Your instructions ::
Lines before the one containing "Read all visible content and emit it as JSON." are excluded; print that line and every line after it through the end of the material below, exactly.

Recorded information ::

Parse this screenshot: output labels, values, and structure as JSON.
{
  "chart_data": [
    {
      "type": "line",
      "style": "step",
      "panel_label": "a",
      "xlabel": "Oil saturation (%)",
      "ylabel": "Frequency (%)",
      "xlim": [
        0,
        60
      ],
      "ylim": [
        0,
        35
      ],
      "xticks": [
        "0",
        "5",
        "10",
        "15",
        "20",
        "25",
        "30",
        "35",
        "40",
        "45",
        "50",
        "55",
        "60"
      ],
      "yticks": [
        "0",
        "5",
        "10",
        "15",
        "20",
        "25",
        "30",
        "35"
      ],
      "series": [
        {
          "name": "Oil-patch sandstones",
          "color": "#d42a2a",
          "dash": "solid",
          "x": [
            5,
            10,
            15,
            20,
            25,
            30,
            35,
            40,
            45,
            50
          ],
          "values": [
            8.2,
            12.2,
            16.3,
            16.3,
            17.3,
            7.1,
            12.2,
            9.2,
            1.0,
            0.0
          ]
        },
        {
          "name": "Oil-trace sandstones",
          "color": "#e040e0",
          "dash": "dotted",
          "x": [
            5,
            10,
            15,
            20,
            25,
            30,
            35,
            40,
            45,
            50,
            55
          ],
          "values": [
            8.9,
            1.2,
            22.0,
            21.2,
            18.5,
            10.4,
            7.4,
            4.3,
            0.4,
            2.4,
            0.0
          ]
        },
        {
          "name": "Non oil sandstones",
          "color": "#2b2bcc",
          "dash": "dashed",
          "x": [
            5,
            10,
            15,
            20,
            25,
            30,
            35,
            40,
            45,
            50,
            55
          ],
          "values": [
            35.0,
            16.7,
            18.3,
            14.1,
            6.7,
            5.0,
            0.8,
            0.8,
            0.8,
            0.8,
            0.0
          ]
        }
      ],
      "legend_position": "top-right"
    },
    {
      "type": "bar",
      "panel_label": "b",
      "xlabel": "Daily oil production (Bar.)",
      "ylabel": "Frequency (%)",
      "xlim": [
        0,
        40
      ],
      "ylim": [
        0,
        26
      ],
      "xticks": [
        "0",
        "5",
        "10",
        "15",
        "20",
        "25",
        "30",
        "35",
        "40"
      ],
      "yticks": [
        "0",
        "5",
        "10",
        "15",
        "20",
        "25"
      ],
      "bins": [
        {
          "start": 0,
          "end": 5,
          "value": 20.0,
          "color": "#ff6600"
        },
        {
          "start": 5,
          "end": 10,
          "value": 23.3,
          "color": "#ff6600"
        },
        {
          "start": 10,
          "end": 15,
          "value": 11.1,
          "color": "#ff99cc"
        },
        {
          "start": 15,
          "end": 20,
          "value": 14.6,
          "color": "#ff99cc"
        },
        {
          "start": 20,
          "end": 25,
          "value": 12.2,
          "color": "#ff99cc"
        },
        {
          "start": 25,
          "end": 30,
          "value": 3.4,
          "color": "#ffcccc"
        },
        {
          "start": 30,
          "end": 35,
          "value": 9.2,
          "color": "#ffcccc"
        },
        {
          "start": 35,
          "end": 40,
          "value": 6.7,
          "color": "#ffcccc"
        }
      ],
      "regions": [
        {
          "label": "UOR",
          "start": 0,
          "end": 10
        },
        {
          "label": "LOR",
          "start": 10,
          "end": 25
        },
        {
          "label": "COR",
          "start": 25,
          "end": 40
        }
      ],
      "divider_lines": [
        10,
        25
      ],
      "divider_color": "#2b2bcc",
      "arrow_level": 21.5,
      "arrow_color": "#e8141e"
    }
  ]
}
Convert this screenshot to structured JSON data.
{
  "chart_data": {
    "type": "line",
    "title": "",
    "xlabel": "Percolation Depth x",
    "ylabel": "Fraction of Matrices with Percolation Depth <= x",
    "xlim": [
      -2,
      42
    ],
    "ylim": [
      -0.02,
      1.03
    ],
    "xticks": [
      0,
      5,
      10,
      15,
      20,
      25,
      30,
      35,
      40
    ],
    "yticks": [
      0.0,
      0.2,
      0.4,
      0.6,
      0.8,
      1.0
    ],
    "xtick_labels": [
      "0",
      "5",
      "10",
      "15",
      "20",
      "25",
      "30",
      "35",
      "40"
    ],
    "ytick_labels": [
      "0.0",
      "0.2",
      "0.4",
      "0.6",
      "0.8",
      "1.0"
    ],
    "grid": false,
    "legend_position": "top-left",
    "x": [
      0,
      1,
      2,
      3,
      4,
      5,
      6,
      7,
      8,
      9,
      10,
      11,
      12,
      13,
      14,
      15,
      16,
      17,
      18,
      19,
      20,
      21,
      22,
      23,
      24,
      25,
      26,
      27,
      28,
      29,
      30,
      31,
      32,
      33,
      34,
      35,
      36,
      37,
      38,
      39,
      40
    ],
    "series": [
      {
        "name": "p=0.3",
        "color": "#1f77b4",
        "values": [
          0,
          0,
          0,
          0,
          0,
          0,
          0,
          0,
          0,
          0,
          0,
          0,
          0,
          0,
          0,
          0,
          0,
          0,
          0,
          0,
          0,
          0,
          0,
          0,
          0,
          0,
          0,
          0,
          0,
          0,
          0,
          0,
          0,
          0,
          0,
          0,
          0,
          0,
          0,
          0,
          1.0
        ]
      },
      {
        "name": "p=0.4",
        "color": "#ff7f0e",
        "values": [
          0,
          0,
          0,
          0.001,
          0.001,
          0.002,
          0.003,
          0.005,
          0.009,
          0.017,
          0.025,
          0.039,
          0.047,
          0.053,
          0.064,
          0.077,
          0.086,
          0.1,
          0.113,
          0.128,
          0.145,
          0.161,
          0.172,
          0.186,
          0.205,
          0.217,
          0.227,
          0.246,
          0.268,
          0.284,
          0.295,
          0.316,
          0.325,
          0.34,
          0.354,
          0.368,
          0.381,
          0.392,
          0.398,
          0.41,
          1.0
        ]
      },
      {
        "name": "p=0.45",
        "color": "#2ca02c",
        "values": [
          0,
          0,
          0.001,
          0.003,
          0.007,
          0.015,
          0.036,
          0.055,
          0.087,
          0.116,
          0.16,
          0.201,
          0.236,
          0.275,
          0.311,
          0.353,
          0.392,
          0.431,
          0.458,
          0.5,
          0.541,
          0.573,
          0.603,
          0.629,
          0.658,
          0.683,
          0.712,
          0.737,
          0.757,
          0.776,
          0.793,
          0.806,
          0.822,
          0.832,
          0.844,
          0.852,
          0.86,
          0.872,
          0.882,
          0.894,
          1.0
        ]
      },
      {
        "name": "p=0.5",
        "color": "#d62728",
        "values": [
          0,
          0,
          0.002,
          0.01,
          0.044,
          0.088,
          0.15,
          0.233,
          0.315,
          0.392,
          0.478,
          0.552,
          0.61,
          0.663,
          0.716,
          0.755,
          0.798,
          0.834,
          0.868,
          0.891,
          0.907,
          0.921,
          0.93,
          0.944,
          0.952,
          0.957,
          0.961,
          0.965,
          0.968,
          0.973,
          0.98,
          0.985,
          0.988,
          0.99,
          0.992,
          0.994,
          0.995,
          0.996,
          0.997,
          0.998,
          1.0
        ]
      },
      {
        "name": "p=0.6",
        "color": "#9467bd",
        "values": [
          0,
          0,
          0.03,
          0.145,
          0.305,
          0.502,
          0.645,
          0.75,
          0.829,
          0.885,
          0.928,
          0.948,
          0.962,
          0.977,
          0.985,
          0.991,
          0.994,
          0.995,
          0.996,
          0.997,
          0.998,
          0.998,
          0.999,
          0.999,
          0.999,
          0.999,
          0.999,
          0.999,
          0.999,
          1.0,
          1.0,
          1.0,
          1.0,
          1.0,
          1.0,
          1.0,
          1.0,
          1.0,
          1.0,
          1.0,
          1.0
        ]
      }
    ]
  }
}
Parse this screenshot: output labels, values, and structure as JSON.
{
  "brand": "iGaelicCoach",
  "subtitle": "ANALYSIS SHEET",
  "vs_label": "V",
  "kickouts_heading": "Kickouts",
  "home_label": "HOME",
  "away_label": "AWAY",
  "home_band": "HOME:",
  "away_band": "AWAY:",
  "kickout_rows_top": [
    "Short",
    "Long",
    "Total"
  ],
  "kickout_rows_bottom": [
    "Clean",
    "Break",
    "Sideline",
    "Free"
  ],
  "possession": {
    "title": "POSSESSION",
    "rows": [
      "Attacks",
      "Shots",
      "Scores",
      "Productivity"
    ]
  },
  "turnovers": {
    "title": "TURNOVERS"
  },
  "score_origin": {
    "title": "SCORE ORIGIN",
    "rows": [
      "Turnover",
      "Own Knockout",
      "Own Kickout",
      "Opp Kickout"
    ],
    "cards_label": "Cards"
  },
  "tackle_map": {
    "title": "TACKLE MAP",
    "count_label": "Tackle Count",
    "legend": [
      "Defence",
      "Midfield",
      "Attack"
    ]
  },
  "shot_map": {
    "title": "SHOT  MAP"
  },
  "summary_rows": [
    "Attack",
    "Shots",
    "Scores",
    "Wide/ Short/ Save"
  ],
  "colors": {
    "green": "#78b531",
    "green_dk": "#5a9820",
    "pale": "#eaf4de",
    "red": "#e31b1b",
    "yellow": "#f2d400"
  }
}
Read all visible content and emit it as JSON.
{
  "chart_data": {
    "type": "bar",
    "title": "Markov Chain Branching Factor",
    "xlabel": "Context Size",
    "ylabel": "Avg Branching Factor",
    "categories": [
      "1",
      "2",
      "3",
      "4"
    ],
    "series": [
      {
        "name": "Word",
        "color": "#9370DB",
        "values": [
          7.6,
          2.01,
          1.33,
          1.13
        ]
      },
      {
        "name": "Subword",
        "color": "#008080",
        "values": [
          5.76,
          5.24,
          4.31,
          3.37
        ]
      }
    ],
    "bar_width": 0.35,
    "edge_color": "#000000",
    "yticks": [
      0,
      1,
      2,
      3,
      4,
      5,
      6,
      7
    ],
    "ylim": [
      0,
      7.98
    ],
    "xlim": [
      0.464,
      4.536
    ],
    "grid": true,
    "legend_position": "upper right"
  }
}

Response to this task ::
Read all visible content and emit it as JSON.
{
  "chart_data": {
    "type": "bar",
    "title": "Markov Chain Branching Factor",
    "xlabel": "Context Size",
    "ylabel": "Avg Branching Factor",
    "categories": [
      "1",
      "2",
      "3",
      "4"
    ],
    "series": [
      {
        "name": "Word",
        "color": "#9370DB",
        "values": [
          7.6,
          2.01,
          1.33,
          1.13
        ]
      },
      {
        "name": "Subword",
        "color": "#008080",
        "values": [
          5.76,
          5.24,
          4.31,
          3.37
        ]
      }
    ],
    "bar_width": 0.35,
    "edge_color": "#000000",
    "yticks": [
      0,
      1,
      2,
      3,
      4,
      5,
      6,
      7
    ],
    "ylim": [
      0,
      7.98
    ],
    "xlim": [
      0.464,
      4.536
    ],
    "grid": true,
    "legend_position": "upper right"
  }
}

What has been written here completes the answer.